**TEXTO FORNECIDO**:
········
A primeira licitação será para a área de saúde, a ser realizada até o final do mês de agosto. A meta é que, até o fim de 2019, já tenham sido realizadas licitações para todas as áreas da administração pública. Os registros de preço devem ter validade de 12 meses. "A nossa expectativa é que isso reduza significativamente os preços, (porque) eles vão reduzir para poder fornecer a todos os estados do Nordeste", argumenta Costa.
Confira vídeo com a entrevista coletiva dada pelos governadores no encontro
Presente da reunião, a vice-governadora cearense Izolda Cela considera que as "centralização de compras" deve ser a medida que terá impacto mais rápido para o Ceará, pelos "benefício diretos" para a economia. Contudo, ela destaca que outras ações devem ter impacto a médio e longo prazo para a região e para o estado.
João Azevedo ressalta a agenda internacional como outro ponto relevante do planejamento do grupo. "O Consórcio é uma nova forma de interagir com o mundo, (por isso) começa a despertar interesses de outros países como um elemento para criar possibilidades de investimentos", enfatiza. (colaborou Geraldo Bastos do Jornal Correio para a Rede Nordeste)
Governadores escolhem moderação como resposta
No último dia 19, a utilização de termo pejorativo por parte do presidente Jair Bolsonaro para se referir a governantes nordestinos inaugurava mais um episódio na crise entre o pesselista e os governadores da região, na qual sofreu derrota em todos os estados em 2018.
A resposta durante a reunião do Consórcio do Nordeste veio em forma de moderação e tons mais brandos quanto a Bolsonaro, apesar da crítica ao uso do termo "paraíba" e da orientação do presidente ao ministro da Casa Civil, Onyx Lorenzoni, a "não dar nada" a Flávio Dino.
········
**TAREFA A REALIZAR**:
Prossiga a reportagem acima sobre a reunião dos governadores do Consórcio do Nordeste, dando continuidade a partir da última frase apresentada. A listagem apresentada em seguida não deve ser utilizada nesta tarefa.
········
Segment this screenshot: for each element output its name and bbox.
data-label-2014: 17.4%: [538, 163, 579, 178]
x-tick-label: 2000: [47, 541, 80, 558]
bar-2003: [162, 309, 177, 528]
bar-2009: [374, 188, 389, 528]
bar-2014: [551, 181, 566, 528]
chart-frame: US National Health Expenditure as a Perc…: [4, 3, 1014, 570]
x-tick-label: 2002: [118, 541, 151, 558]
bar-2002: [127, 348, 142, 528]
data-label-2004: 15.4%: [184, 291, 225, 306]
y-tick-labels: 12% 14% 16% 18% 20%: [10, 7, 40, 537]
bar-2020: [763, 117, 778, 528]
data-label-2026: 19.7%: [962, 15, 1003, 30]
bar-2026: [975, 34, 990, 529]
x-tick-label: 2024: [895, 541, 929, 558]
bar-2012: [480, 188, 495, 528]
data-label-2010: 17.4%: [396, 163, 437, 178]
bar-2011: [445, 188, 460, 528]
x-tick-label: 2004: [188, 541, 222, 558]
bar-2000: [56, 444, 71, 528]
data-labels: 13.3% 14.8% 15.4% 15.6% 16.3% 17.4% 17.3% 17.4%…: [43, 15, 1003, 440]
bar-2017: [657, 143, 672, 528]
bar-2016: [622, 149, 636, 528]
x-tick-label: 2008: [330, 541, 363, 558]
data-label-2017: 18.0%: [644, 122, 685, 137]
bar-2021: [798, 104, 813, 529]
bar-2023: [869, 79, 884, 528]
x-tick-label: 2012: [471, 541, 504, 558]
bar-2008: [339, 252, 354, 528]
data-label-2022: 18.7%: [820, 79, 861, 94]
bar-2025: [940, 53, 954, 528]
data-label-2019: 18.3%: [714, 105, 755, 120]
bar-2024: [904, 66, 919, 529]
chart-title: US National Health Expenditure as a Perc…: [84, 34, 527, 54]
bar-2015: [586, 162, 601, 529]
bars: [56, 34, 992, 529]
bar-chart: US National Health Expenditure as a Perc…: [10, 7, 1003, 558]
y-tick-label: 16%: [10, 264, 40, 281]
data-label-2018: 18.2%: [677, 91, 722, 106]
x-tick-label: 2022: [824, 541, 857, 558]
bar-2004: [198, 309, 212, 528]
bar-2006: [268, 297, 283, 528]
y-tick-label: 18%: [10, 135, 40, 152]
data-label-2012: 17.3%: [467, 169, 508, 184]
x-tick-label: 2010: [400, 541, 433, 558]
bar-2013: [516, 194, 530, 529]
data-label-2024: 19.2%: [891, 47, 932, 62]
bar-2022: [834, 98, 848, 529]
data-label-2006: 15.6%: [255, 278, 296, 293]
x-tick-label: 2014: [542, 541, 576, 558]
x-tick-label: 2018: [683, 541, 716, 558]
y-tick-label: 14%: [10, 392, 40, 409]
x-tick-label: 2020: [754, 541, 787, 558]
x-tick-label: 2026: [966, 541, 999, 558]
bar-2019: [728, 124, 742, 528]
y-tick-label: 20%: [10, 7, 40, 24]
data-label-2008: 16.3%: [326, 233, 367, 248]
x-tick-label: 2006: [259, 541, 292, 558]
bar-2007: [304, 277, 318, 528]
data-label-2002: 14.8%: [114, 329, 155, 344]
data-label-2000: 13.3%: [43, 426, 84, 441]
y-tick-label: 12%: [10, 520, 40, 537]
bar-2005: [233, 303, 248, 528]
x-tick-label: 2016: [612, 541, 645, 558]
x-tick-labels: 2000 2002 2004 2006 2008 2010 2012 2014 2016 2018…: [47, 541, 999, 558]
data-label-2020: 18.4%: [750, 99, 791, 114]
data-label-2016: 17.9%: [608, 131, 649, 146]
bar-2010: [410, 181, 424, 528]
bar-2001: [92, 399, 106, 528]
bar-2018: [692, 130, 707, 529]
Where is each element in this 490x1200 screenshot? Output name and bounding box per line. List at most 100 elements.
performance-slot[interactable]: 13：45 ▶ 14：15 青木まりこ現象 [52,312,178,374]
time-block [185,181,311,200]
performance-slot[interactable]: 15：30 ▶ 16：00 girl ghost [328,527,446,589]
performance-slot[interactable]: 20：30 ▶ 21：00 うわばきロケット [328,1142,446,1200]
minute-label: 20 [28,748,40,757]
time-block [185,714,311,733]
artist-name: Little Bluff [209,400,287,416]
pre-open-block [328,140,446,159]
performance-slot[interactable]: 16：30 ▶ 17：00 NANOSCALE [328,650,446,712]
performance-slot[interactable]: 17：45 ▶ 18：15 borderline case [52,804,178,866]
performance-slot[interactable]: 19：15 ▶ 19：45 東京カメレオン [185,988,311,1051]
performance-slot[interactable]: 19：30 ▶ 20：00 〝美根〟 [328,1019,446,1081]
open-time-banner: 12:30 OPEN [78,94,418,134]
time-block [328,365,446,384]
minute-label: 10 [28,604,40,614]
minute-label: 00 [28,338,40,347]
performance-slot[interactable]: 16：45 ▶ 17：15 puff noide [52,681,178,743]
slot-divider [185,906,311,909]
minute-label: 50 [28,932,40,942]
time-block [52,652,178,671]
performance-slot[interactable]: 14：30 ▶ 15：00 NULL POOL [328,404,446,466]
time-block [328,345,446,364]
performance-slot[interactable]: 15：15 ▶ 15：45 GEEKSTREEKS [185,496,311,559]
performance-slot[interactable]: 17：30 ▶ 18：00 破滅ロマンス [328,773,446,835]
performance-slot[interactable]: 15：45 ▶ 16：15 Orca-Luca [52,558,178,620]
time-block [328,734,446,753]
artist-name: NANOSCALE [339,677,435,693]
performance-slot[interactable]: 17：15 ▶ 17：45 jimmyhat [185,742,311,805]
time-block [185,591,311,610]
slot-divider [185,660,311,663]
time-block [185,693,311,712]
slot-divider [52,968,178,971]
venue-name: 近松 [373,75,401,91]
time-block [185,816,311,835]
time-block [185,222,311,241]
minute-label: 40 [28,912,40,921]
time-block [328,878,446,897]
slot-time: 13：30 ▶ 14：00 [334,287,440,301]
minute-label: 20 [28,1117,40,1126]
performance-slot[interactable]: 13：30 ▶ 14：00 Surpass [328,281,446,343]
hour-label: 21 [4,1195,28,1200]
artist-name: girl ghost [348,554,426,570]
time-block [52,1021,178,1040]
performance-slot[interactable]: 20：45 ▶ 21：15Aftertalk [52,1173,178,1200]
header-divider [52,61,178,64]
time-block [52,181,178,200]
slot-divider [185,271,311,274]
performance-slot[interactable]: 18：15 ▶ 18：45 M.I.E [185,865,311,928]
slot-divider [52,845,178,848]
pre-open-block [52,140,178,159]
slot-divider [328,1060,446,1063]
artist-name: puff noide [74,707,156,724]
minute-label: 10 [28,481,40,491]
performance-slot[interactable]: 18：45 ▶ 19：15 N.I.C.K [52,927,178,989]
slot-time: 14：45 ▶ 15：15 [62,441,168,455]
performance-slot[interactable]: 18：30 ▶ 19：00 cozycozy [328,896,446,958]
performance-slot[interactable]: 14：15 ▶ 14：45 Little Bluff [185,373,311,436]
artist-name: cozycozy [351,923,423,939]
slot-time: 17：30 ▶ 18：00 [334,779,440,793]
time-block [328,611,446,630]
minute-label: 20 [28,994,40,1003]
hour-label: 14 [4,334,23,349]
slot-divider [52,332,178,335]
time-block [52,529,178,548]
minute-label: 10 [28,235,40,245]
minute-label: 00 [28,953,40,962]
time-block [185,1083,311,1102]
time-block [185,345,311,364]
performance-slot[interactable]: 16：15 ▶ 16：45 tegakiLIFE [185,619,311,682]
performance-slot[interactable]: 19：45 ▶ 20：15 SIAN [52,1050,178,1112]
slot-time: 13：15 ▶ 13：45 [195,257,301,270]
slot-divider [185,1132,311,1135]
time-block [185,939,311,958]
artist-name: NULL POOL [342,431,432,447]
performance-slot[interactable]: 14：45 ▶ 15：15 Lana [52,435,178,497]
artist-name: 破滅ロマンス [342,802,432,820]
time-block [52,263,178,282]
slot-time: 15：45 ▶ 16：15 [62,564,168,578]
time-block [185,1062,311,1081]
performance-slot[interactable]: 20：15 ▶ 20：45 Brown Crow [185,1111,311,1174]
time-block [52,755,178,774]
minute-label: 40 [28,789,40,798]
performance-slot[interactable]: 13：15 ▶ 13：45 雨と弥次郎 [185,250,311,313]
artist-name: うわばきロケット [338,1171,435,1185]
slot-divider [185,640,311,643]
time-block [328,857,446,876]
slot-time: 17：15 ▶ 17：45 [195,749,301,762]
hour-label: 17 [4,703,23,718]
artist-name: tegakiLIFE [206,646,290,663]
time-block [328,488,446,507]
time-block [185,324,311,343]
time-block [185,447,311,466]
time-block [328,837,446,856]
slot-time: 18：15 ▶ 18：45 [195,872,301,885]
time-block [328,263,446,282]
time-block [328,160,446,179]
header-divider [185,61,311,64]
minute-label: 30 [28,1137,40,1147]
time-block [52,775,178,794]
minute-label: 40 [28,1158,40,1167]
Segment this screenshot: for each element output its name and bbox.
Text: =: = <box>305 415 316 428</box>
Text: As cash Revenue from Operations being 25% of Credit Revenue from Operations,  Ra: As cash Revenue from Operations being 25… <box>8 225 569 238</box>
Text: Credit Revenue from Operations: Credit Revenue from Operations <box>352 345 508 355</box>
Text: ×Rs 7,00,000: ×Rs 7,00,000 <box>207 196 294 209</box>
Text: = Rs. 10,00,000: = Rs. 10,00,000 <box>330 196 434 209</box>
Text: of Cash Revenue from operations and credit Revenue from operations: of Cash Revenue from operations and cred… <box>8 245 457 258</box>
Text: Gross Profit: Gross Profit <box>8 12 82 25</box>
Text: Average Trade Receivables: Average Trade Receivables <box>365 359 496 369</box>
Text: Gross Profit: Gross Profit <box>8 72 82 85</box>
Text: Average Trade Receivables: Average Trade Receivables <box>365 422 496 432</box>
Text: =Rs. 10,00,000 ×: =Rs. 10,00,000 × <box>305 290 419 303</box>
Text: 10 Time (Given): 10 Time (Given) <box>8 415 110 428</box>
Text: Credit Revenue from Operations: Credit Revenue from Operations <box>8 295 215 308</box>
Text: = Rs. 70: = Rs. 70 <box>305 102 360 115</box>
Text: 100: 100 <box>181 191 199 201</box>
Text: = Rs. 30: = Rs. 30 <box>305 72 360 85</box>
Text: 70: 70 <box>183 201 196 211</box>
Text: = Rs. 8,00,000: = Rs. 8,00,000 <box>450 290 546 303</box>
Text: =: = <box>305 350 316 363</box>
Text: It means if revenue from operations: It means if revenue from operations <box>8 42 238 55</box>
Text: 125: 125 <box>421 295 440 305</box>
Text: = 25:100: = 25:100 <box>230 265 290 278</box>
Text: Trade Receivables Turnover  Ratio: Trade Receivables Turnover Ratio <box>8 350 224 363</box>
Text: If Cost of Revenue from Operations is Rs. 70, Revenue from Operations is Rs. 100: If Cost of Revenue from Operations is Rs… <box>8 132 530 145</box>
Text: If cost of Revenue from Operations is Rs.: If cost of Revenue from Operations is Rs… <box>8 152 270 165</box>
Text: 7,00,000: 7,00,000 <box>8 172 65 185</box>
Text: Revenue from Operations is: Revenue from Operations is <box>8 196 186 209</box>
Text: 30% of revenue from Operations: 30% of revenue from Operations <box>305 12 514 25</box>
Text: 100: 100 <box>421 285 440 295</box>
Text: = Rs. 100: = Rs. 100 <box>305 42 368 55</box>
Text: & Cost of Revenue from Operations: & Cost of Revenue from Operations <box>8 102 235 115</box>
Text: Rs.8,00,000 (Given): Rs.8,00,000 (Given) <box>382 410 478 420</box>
········
**ESPAÇO PARA RESPOSTA**:
"Não interessa esse tipo de disputa. Interessa ter uma relação republicana e de respeito que os estados merecem pelo povo nordestino e é isso que nós vamos buscar", disse João Azevedo, logo após caracterizar a atitude de Bolsonaro como "infeliz". Izolda Cela relata que na reunião entre os governantes nordestinos a expectativa era a de que o "Governo Federal cumpra o seu papel".
"Existe uma compreensão de não reforçar nenhum tipo de visão segregacionista de ficar opondo regiões com preconceitos, fazendo o possível para não reforçar posturas inadequadas e equivocadas", continua Cela. "A gente deseja trabalho, não picuinha", enfatiza a vice-governadora cearense.
O tom mais brando dos governantes nordestinos era previsível, explicam especialistas em entrevista ao O POVO. Para o professor de teoria política da Universidade Estadual do Ceará (Uece), Emanuel Freitas, os governadores "além de políticos, são gestores de orçamento" e, por conta disso, "precisam dos recursos federais". A atitude "de esfriar a temperatura" era esperada.
O cientista político Cleyton Monte concorda. "O discurso tenta amenizar a situação, evitando o confronto, porque os governadores sabem que, por mais que exista uma diferença política, não seria positivo entrar em conflito direto com o presidente", explica. Monte lembra ainda que o "modelo de federação brasileiro é centrado em Brasília", o que torna os estados mais dependentes da União.
Para os pesquisadores, enquanto a postura dos governadores nordestinos tende a ser a de "uma abertura de pontes e de colocar que estão abertos ao diálogo", como afirma Monte, o presidente Bolsonaro deve dar prosseguimento a estratégia de confronto.
"O freio era para mostrar ao mercado que tinha condições de aprovar a Reforma da Previdência. A tendência é o confronto ao Nordeste e a tudo aquilo que se opõe a ele", projeta. "Se redobrar o ataque à região, na próxima reunião (do Consórcio) não vai ter como manter o tom brando", completa Monte.
Reforma
Rui Costa afirmou que a prioridade do consórcio é em pensar "receitas que viabilizem o equilíbrio previdenciário e fiscal e não concentrar eventualmen-te na inclusão de estados e municípios" na Reforma da Previdência.